▶ [What to produce]:
Pull out each line of the data that includes the word "phase".
====== Data extract ======
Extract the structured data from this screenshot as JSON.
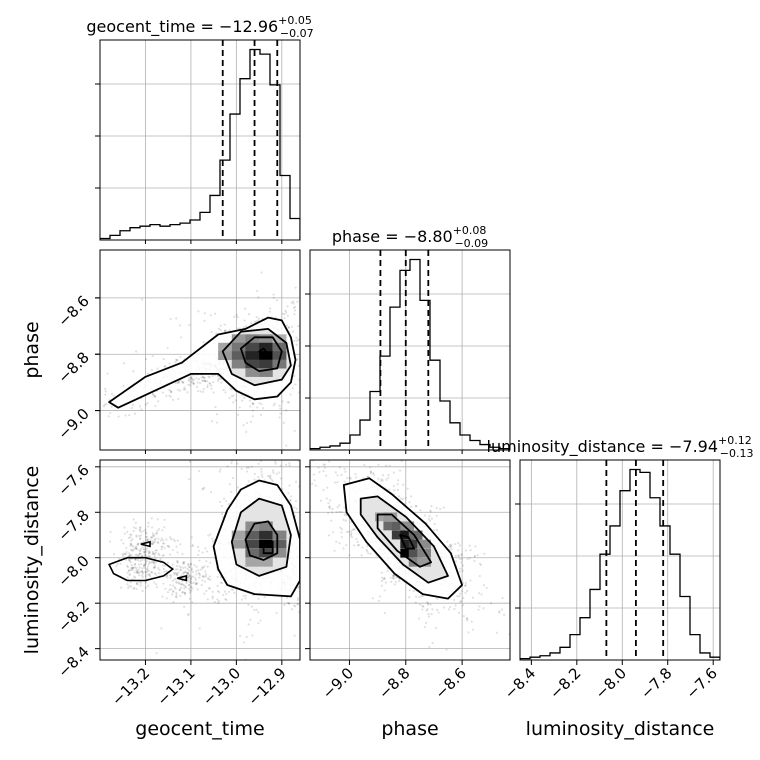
{
  "chart_data": {
    "type": "corner",
    "parameters": [
      "geocent_time",
      "phase",
      "luminosity_distance"
    ],
    "axes": {
      "geocent_time": {
        "label": "geocent_time",
        "range": [
          -13.3,
          -12.86
        ],
        "ticks": [
          -13.2,
          -13.1,
          -13.0,
          -12.9
        ],
        "tick_labels": [
          "−13.2",
          "−13.1",
          "−13.0",
          "−12.9"
        ]
      },
      "phase": {
        "label": "phase",
        "range": [
          -9.14,
          -8.43
        ],
        "ticks": [
          -9.0,
          -8.8,
          -8.6
        ],
        "tick_labels": [
          "−9.0",
          "−8.8",
          "−8.6"
        ]
      },
      "luminosity_distance": {
        "label": "luminosity_distance",
        "range": [
          -8.45,
          -7.57
        ],
        "ticks": [
          -8.4,
          -8.2,
          -8.0,
          -7.8,
          -7.6
        ],
        "tick_labels": [
          "−8.4",
          "−8.2",
          "−8.0",
          "−7.8",
          "−7.6"
        ]
      }
    },
    "summaries": [
      {
        "param": "geocent_time",
        "label": "geocent_time",
        "median": "−12.96",
        "plus": "+0.05",
        "minus": "−0.07",
        "q16": -13.03,
        "q50": -12.96,
        "q84": -12.91
      },
      {
        "param": "phase",
        "label": "phase",
        "median": "−8.80",
        "plus": "+0.08",
        "minus": "−0.09",
        "q16": -8.89,
        "q50": -8.8,
        "q84": -8.72
      },
      {
        "param": "luminosity_distance",
        "label": "luminosity_distance",
        "median": "−7.94",
        "plus": "+0.12",
        "minus": "−0.13",
        "q16": -8.07,
        "q50": -7.94,
        "q84": -7.82
      }
    ],
    "histograms": [
      {
        "param": "geocent_time",
        "counts": [
          1,
          3,
          6,
          8,
          9,
          10,
          9,
          10,
          11,
          13,
          18,
          29,
          52,
          82,
          105,
          124,
          121,
          101,
          42,
          14
        ]
      },
      {
        "param": "phase",
        "counts": [
          1,
          2,
          3,
          5,
          11,
          22,
          43,
          69,
          105,
          132,
          140,
          110,
          66,
          36,
          20,
          11,
          7,
          4,
          2,
          1
        ]
      },
      {
        "param": "luminosity_distance",
        "counts": [
          1,
          2,
          3,
          5,
          9,
          18,
          30,
          50,
          75,
          95,
          120,
          135,
          133,
          115,
          95,
          75,
          45,
          18,
          5,
          2
        ]
      }
    ],
    "pairs": [
      {
        "x": "geocent_time",
        "y": "phase",
        "density_peak": [
          -12.94,
          -8.8
        ],
        "contours": [
          [
            [
              -13.28,
              -8.97
            ],
            [
              -13.2,
              -8.88
            ],
            [
              -13.12,
              -8.83
            ],
            [
              -13.04,
              -8.73
            ],
            [
              -12.98,
              -8.71
            ],
            [
              -12.93,
              -8.67
            ],
            [
              -12.9,
              -8.68
            ],
            [
              -12.88,
              -8.74
            ],
            [
              -12.87,
              -8.82
            ],
            [
              -12.88,
              -8.9
            ],
            [
              -12.91,
              -8.95
            ],
            [
              -12.96,
              -8.96
            ],
            [
              -13.0,
              -8.93
            ],
            [
              -13.04,
              -8.87
            ],
            [
              -13.1,
              -8.87
            ],
            [
              -13.18,
              -8.93
            ],
            [
              -13.26,
              -8.99
            ]
          ],
          [
            [
              -13.03,
              -8.79
            ],
            [
              -12.99,
              -8.72
            ],
            [
              -12.93,
              -8.71
            ],
            [
              -12.89,
              -8.76
            ],
            [
              -12.88,
              -8.84
            ],
            [
              -12.9,
              -8.89
            ],
            [
              -12.96,
              -8.91
            ],
            [
              -13.01,
              -8.87
            ]
          ],
          [
            [
              -12.99,
              -8.78
            ],
            [
              -12.96,
              -8.74
            ],
            [
              -12.92,
              -8.74
            ],
            [
              -12.9,
              -8.79
            ],
            [
              -12.91,
              -8.85
            ],
            [
              -12.95,
              -8.86
            ],
            [
              -12.98,
              -8.83
            ]
          ],
          [
            [
              -12.95,
              -8.79
            ],
            [
              -12.94,
              -8.78
            ],
            [
              -12.93,
              -8.8
            ],
            [
              -12.94,
              -8.81
            ]
          ]
        ],
        "density_cells": [
          [
            -12.995,
            -8.745,
            0.35
          ],
          [
            -12.965,
            -8.745,
            0.45
          ],
          [
            -12.935,
            -8.745,
            0.4
          ],
          [
            -12.905,
            -8.745,
            0.25
          ],
          [
            -13.025,
            -8.775,
            0.3
          ],
          [
            -12.995,
            -8.775,
            0.5
          ],
          [
            -12.965,
            -8.775,
            0.7
          ],
          [
            -12.935,
            -8.775,
            0.85
          ],
          [
            -12.905,
            -8.775,
            0.55
          ],
          [
            -13.025,
            -8.805,
            0.35
          ],
          [
            -12.995,
            -8.805,
            0.6
          ],
          [
            -12.965,
            -8.805,
            0.85
          ],
          [
            -12.935,
            -8.805,
            1.0
          ],
          [
            -12.905,
            -8.805,
            0.65
          ],
          [
            -12.995,
            -8.835,
            0.45
          ],
          [
            -12.965,
            -8.835,
            0.7
          ],
          [
            -12.935,
            -8.835,
            0.75
          ],
          [
            -12.905,
            -8.835,
            0.5
          ],
          [
            -12.965,
            -8.865,
            0.4
          ],
          [
            -12.935,
            -8.865,
            0.45
          ]
        ]
      },
      {
        "x": "geocent_time",
        "y": "luminosity_distance",
        "density_peak": [
          -12.93,
          -7.97
        ],
        "contours": [
          [
            [
              -13.05,
              -7.95
            ],
            [
              -13.02,
              -7.79
            ],
            [
              -12.99,
              -7.7
            ],
            [
              -12.95,
              -7.66
            ],
            [
              -12.91,
              -7.68
            ],
            [
              -12.88,
              -7.77
            ],
            [
              -12.86,
              -7.92
            ],
            [
              -12.86,
              -8.1
            ],
            [
              -12.88,
              -8.17
            ],
            [
              -12.96,
              -8.16
            ],
            [
              -13.02,
              -8.12
            ],
            [
              -13.04,
              -8.05
            ]
          ],
          [
            [
              -13.01,
              -7.93
            ],
            [
              -12.99,
              -7.8
            ],
            [
              -12.95,
              -7.74
            ],
            [
              -12.9,
              -7.77
            ],
            [
              -12.88,
              -7.9
            ],
            [
              -12.89,
              -8.04
            ],
            [
              -12.95,
              -8.08
            ],
            [
              -13.0,
              -8.03
            ]
          ],
          [
            [
              -12.98,
              -7.92
            ],
            [
              -12.96,
              -7.85
            ],
            [
              -12.93,
              -7.84
            ],
            [
              -12.91,
              -7.9
            ],
            [
              -12.91,
              -7.98
            ],
            [
              -12.94,
              -8.01
            ],
            [
              -12.97,
              -7.99
            ]
          ],
          [
            [
              -12.94,
              -7.93
            ],
            [
              -12.92,
              -7.93
            ],
            [
              -12.92,
              -7.98
            ],
            [
              -12.94,
              -7.98
            ]
          ]
        ],
        "islands": [
          [
            [
              -13.28,
              -8.03
            ],
            [
              -13.24,
              -8.0
            ],
            [
              -13.2,
              -8.0
            ],
            [
              -13.16,
              -8.02
            ],
            [
              -13.14,
              -8.05
            ],
            [
              -13.16,
              -8.08
            ],
            [
              -13.2,
              -8.1
            ],
            [
              -13.24,
              -8.1
            ],
            [
              -13.27,
              -8.07
            ]
          ],
          [
            [
              -13.21,
              -7.94
            ],
            [
              -13.19,
              -7.93
            ],
            [
              -13.19,
              -7.95
            ]
          ],
          [
            [
              -13.13,
              -8.09
            ],
            [
              -13.11,
              -8.08
            ],
            [
              -13.11,
              -8.1
            ]
          ]
        ],
        "density_cells": [
          [
            -12.965,
            -7.86,
            0.4
          ],
          [
            -12.935,
            -7.86,
            0.45
          ],
          [
            -12.995,
            -7.9,
            0.3
          ],
          [
            -12.965,
            -7.9,
            0.6
          ],
          [
            -12.935,
            -7.9,
            0.8
          ],
          [
            -12.905,
            -7.9,
            0.45
          ],
          [
            -12.995,
            -7.94,
            0.35
          ],
          [
            -12.965,
            -7.94,
            0.7
          ],
          [
            -12.935,
            -7.94,
            1.0
          ],
          [
            -12.905,
            -7.94,
            0.6
          ],
          [
            -12.965,
            -7.98,
            0.55
          ],
          [
            -12.935,
            -7.98,
            0.7
          ],
          [
            -12.905,
            -7.98,
            0.4
          ],
          [
            -12.965,
            -8.02,
            0.3
          ],
          [
            -12.935,
            -8.02,
            0.3
          ]
        ]
      },
      {
        "x": "phase",
        "y": "luminosity_distance",
        "density_peak": [
          -8.79,
          -7.97
        ],
        "contours": [
          [
            [
              -9.02,
              -7.68
            ],
            [
              -8.93,
              -7.65
            ],
            [
              -8.85,
              -7.72
            ],
            [
              -8.73,
              -7.85
            ],
            [
              -8.64,
              -7.98
            ],
            [
              -8.6,
              -8.12
            ],
            [
              -8.65,
              -8.18
            ],
            [
              -8.74,
              -8.16
            ],
            [
              -8.84,
              -8.07
            ],
            [
              -8.94,
              -7.93
            ],
            [
              -9.01,
              -7.8
            ]
          ],
          [
            [
              -8.96,
              -7.74
            ],
            [
              -8.9,
              -7.73
            ],
            [
              -8.8,
              -7.82
            ],
            [
              -8.7,
              -7.95
            ],
            [
              -8.65,
              -8.08
            ],
            [
              -8.72,
              -8.11
            ],
            [
              -8.81,
              -8.03
            ],
            [
              -8.9,
              -7.91
            ],
            [
              -8.96,
              -7.81
            ]
          ],
          [
            [
              -8.9,
              -7.81
            ],
            [
              -8.85,
              -7.81
            ],
            [
              -8.77,
              -7.9
            ],
            [
              -8.71,
              -8.02
            ],
            [
              -8.75,
              -8.04
            ],
            [
              -8.83,
              -7.97
            ],
            [
              -8.9,
              -7.87
            ]
          ],
          [
            [
              -8.82,
              -7.9
            ],
            [
              -8.79,
              -7.91
            ],
            [
              -8.77,
              -7.96
            ],
            [
              -8.8,
              -7.96
            ]
          ]
        ],
        "density_cells": [
          [
            -8.885,
            -7.82,
            0.3
          ],
          [
            -8.855,
            -7.82,
            0.35
          ],
          [
            -8.855,
            -7.86,
            0.55
          ],
          [
            -8.825,
            -7.86,
            0.6
          ],
          [
            -8.795,
            -7.86,
            0.4
          ],
          [
            -8.825,
            -7.9,
            0.75
          ],
          [
            -8.795,
            -7.9,
            0.9
          ],
          [
            -8.765,
            -7.9,
            0.55
          ],
          [
            -8.795,
            -7.94,
            0.85
          ],
          [
            -8.765,
            -7.94,
            0.75
          ],
          [
            -8.735,
            -7.94,
            0.4
          ],
          [
            -8.795,
            -7.98,
            1.0
          ],
          [
            -8.765,
            -7.98,
            0.65
          ],
          [
            -8.735,
            -7.98,
            0.45
          ],
          [
            -8.765,
            -8.02,
            0.45
          ],
          [
            -8.735,
            -8.02,
            0.35
          ]
        ]
      }
    ],
    "samples": "random scatter of posterior samples (light grey points) behind contours",
    "grid": true
  }
}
======
▶ [Final result]:
      "phase",
      "phase": {
        "label": "phase",
        "param": "phase",
        "label": "phase",
        "param": "phase",
        "y": "phase",
        "x": "phase",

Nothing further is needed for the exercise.